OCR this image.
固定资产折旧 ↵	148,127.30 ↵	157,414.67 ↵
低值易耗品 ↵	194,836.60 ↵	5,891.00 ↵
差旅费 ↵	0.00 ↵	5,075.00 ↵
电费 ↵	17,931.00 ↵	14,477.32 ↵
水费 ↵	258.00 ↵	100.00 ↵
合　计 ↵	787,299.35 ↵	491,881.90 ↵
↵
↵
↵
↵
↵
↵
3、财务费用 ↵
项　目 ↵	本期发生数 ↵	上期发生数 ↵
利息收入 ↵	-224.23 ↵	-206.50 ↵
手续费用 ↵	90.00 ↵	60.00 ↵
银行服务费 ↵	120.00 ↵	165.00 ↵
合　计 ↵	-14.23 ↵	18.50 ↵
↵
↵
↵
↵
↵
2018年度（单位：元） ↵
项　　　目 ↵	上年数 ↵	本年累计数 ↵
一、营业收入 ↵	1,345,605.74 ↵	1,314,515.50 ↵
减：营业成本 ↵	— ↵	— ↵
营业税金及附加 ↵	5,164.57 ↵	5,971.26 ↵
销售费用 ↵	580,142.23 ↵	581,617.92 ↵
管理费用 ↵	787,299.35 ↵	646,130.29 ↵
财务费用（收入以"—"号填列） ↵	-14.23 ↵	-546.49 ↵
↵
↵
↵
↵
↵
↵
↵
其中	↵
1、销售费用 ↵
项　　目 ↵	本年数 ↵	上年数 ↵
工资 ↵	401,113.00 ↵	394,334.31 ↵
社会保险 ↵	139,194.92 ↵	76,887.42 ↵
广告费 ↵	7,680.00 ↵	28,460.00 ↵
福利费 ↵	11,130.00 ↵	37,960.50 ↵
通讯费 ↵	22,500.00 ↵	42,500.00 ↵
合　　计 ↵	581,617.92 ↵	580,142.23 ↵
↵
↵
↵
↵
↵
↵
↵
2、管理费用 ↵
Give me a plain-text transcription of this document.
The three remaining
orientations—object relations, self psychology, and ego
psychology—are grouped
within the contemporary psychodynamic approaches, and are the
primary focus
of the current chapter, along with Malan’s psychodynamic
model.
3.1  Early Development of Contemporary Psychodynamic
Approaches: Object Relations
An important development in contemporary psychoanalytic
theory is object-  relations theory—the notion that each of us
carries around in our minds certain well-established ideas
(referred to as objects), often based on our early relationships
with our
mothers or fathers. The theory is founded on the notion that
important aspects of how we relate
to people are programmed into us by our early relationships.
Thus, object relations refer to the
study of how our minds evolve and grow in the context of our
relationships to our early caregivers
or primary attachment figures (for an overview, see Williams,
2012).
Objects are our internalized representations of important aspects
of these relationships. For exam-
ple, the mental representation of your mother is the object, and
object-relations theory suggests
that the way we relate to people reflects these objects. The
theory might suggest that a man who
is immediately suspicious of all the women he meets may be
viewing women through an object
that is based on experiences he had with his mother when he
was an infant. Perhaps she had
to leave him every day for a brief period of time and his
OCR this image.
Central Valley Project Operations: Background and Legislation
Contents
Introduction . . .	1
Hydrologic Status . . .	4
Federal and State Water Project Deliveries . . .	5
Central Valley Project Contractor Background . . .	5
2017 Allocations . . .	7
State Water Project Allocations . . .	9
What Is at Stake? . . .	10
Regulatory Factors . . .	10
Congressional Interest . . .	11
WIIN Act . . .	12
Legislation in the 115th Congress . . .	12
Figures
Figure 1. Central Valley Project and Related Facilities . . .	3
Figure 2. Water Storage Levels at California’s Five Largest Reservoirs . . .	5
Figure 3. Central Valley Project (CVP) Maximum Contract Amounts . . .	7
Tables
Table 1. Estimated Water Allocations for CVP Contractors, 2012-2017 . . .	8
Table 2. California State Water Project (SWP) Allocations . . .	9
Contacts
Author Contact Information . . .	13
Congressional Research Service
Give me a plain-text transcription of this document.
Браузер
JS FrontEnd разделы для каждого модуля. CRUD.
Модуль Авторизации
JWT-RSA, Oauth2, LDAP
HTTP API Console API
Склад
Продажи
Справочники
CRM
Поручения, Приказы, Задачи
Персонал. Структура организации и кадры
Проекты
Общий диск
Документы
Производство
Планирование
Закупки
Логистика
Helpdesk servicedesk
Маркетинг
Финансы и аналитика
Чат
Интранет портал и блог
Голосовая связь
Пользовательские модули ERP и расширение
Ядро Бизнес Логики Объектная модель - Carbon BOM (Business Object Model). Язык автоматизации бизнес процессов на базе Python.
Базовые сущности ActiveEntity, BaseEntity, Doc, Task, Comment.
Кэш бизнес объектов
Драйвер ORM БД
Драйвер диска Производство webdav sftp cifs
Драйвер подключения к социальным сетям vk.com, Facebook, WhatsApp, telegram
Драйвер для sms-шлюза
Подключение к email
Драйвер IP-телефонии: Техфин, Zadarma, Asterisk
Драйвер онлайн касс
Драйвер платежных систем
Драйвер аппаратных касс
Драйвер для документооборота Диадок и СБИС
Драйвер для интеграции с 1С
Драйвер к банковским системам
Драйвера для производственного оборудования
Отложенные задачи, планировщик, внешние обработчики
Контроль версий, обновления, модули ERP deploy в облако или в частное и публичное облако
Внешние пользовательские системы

━━━━

Extract the full listing above without altering anything.

ANSWER >>
OCR this image.
固定资产折旧 ↵	148,127.30 ↵	157,414.67 ↵
低值易耗品 ↵	194,836.60 ↵	5,891.00 ↵
差旅费 ↵	0.00 ↵	5,075.00 ↵
电费 ↵	17,931.00 ↵	14,477.32 ↵
水费 ↵	258.00 ↵	100.00 ↵
合　计 ↵	787,299.35 ↵	491,881.90 ↵
↵
↵
↵
↵
↵
↵
3、财务费用 ↵
项　目 ↵	本期发生数 ↵	上期发生数 ↵
利息收入 ↵	-224.23 ↵	-206.50 ↵
手续费用 ↵	90.00 ↵	60.00 ↵
银行服务费 ↵	120.00 ↵	165.00 ↵
合　计 ↵	-14.23 ↵	18.50 ↵
↵
↵
↵
↵
↵
2018年度（单位：元） ↵
项　　　目 ↵	上年数 ↵	本年累计数 ↵
一、营业收入 ↵	1,345,605.74 ↵	1,314,515.50 ↵
减：营业成本 ↵	— ↵	— ↵
营业税金及附加 ↵	5,164.57 ↵	5,971.26 ↵
销售费用 ↵	580,142.23 ↵	581,617.92 ↵
管理费用 ↵	787,299.35 ↵	646,130.29 ↵
财务费用（收入以"—"号填列） ↵	-14.23 ↵	-546.49 ↵
↵
↵
↵
↵
↵
↵
↵
其中	↵
1、销售费用 ↵
项　　目 ↵	本年数 ↵	上年数 ↵
工资 ↵	401,113.00 ↵	394,334.31 ↵
社会保险 ↵	139,194.92 ↵	76,887.42 ↵
广告费 ↵	7,680.00 ↵	28,460.00 ↵
福利费 ↵	11,130.00 ↵	37,960.50 ↵
通讯费 ↵	22,500.00 ↵	42,500.00 ↵
合　　计 ↵	581,617.92 ↵	580,142.23 ↵
↵
↵
↵
↵
↵
↵
↵
2、管理费用 ↵
Give me a plain-text transcription of this document.
The three remaining
orientations—object relations, self psychology, and ego
psychology—are grouped
within the contemporary psychodynamic approaches, and are the
primary focus
of the current chapter, along with Malan’s psychodynamic
model.
3.1  Early Development of Contemporary Psychodynamic
Approaches: Object Relations
An important development in contemporary psychoanalytic
theory is object-  relations theory—the notion that each of us
carries around in our minds certain well-established ideas
(referred to as objects), often based on our early relationships
with our
mothers or fathers. The theory is founded on the notion that
important aspects of how we relate
to people are programmed into us by our early relationships.
Thus, object relations refer to the
study of how our minds evolve and grow in the context of our
relationships to our early caregivers
or primary attachment figures (for an overview, see Williams,
2012).
Objects are our internalized representations of important aspects
of these relationships. For exam-
ple, the mental representation of your mother is the object, and
object-relations theory suggests
that the way we relate to people reflects these objects. The
theory might suggest that a man who
is immediately suspicious of all the women he meets may be
viewing women through an object
that is based on experiences he had with his mother when he
was an infant. Perhaps she had
to leave him every day for a brief period of time and his
OCR this image.
Central Valley Project Operations: Background and Legislation
Contents
Introduction . . .	1
Hydrologic Status . . .	4
Federal and State Water Project Deliveries . . .	5
Central Valley Project Contractor Background . . .	5
2017 Allocations . . .	7
State Water Project Allocations . . .	9
What Is at Stake? . . .	10
Regulatory Factors . . .	10
Congressional Interest . . .	11
WIIN Act . . .	12
Legislation in the 115th Congress . . .	12
Figures
Figure 1. Central Valley Project and Related Facilities . . .	3
Figure 2. Water Storage Levels at California’s Five Largest Reservoirs . . .	5
Figure 3. Central Valley Project (CVP) Maximum Contract Amounts . . .	7
Tables
Table 1. Estimated Water Allocations for CVP Contractors, 2012-2017 . . .	8
Table 2. California State Water Project (SWP) Allocations . . .	9
Contacts
Author Contact Information . . .	13
Congressional Research Service
Give me a plain-text transcription of this document.
Браузер
JS FrontEnd разделы для каждого модуля. CRUD.
Модуль Авторизации
JWT-RSA, Oauth2, LDAP
HTTP API Console API
Склад
Продажи
Справочники
CRM
Поручения, Приказы, Задачи
Персонал. Структура организации и кадры
Проекты
Общий диск
Документы
Производство
Планирование
Закупки
Логистика
Helpdesk servicedesk
Маркетинг
Финансы и аналитика
Чат
Интранет портал и блог
Голосовая связь
Пользовательские модули ERP и расширение
Ядро Бизнес Логики Объектная модель - Carbon BOM (Business Object Model). Язык автоматизации бизнес процессов на базе Python.
Базовые сущности ActiveEntity, BaseEntity, Doc, Task, Comment.
Кэш бизнес объектов
Драйвер ORM БД
Драйвер диска Производство webdav sftp cifs
Драйвер подключения к социальным сетям vk.com, Facebook, WhatsApp, telegram
Драйвер для sms-шлюза
Подключение к email
Драйвер IP-телефонии: Техфин, Zadarma, Asterisk
Драйвер онлайн касс
Драйвер платежных систем
Драйвер аппаратных касс
Драйвер для документооборота Диадок и СБИС
Драйвер для интеграции с 1С
Драйвер к банковским системам
Драйвера для производственного оборудования
Отложенные задачи, планировщик, внешние обработчики
Контроль версий, обновления, модули ERP deploy в облако или в частное и публичное облако
Внешние пользовательские системы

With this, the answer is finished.